> _To be done_
Within the material below, find each line bearing the word "across" and present it.
* begin Record list *
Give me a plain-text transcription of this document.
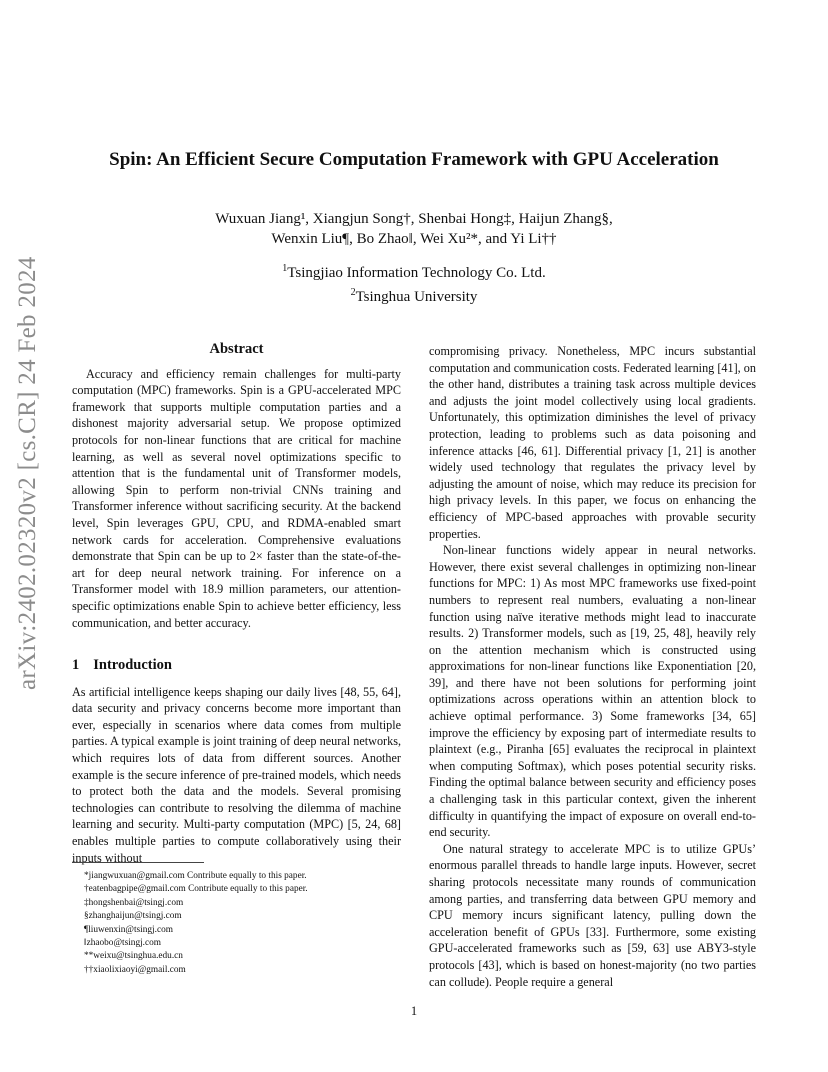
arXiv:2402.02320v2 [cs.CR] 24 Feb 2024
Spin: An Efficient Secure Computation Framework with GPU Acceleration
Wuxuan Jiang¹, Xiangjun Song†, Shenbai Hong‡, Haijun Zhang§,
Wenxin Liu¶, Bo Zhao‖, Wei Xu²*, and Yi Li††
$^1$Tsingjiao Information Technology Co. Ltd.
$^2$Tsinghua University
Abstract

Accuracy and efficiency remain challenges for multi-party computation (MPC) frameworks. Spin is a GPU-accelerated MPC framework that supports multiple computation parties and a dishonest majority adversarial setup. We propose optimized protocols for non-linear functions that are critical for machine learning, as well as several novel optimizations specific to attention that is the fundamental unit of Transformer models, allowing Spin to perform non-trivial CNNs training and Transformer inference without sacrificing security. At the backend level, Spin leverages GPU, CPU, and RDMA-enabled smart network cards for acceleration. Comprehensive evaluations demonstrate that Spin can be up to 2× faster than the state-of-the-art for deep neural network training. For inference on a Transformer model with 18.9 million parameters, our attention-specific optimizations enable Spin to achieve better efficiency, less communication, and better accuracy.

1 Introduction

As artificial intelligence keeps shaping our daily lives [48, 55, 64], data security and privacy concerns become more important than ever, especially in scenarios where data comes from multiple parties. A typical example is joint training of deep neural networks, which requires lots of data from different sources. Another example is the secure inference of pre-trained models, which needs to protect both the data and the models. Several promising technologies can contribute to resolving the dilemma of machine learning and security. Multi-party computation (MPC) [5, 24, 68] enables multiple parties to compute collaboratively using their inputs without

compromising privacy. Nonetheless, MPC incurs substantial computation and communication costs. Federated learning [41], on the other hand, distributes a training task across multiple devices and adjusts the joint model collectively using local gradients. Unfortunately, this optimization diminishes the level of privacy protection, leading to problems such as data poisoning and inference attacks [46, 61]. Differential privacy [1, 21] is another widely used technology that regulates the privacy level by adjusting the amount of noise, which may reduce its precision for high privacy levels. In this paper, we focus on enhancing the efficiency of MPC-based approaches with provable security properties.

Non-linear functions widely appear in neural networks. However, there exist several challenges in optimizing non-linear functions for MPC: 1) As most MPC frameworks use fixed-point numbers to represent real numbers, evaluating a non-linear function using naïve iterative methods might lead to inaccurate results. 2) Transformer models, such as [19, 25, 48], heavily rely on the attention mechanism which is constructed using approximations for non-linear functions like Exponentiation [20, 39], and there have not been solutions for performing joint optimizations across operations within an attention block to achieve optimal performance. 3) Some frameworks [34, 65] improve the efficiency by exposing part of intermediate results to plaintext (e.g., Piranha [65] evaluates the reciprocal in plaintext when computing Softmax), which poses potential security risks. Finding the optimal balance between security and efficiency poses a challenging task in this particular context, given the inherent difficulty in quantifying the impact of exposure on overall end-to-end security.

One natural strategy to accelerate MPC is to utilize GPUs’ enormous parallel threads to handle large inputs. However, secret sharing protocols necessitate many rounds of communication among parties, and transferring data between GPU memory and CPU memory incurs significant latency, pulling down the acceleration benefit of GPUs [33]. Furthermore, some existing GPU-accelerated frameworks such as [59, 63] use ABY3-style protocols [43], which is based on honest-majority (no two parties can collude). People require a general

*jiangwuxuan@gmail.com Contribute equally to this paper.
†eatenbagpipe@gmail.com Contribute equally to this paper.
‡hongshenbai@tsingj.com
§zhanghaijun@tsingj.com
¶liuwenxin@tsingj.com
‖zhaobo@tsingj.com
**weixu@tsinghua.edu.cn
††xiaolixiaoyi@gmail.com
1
* end Record list *
* begin Record list *
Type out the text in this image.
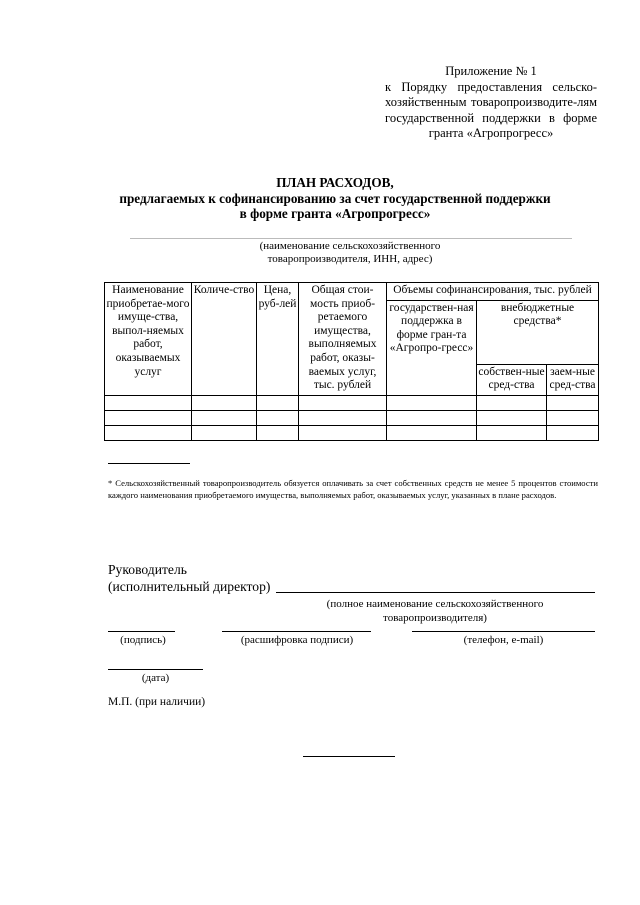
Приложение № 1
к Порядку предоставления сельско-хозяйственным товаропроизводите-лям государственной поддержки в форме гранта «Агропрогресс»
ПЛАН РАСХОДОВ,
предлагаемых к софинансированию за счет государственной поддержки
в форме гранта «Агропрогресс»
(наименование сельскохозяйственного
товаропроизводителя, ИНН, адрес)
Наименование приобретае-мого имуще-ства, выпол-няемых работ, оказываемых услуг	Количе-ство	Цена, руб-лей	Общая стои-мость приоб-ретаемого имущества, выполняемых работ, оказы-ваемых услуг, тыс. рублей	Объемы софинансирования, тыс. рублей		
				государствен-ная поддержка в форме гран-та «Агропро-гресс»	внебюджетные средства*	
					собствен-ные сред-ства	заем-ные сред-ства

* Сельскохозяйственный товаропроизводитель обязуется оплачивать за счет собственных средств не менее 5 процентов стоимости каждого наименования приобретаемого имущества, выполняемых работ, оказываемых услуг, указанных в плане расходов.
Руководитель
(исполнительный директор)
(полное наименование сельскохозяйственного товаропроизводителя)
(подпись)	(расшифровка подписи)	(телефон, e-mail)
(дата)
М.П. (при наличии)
* end Record list *
> _Reply_
compromising privacy. Nonetheless, MPC incurs substantial computation and communication costs. Federated learning [41], on the other hand, distributes a training task across multiple devices and adjusts the joint model collectively using local gradients. Unfortunately, this optimization diminishes the level of privacy protection, leading to problems such as data poisoning and inference attacks [46, 61]. Differential privacy [1, 21] is another widely used technology that regulates the privacy level by adjusting the amount of noise, which may reduce its precision for high privacy levels. In this paper, we focus on enhancing the efficiency of MPC-based approaches with provable security properties.
Non-linear functions widely appear in neural networks. However, there exist several challenges in optimizing non-linear functions for MPC: 1) As most MPC frameworks use fixed-point numbers to represent real numbers, evaluating a non-linear function using naïve iterative methods might lead to inaccurate results. 2) Transformer models, such as [19, 25, 48], heavily rely on the attention mechanism which is constructed using approximations for non-linear functions like Exponentiation [20, 39], and there have not been solutions for performing joint optimizations across operations within an attention block to achieve optimal performance. 3) Some frameworks [34, 65] improve the efficiency by exposing part of intermediate results to plaintext (e.g., Piranha [65] evaluates the reciprocal in plaintext when computing Softmax), which poses potential security risks. Finding the optimal balance between security and efficiency poses a challenging task in this particular context, given the inherent difficulty in quantifying the impact of exposure on overall end-to-end security.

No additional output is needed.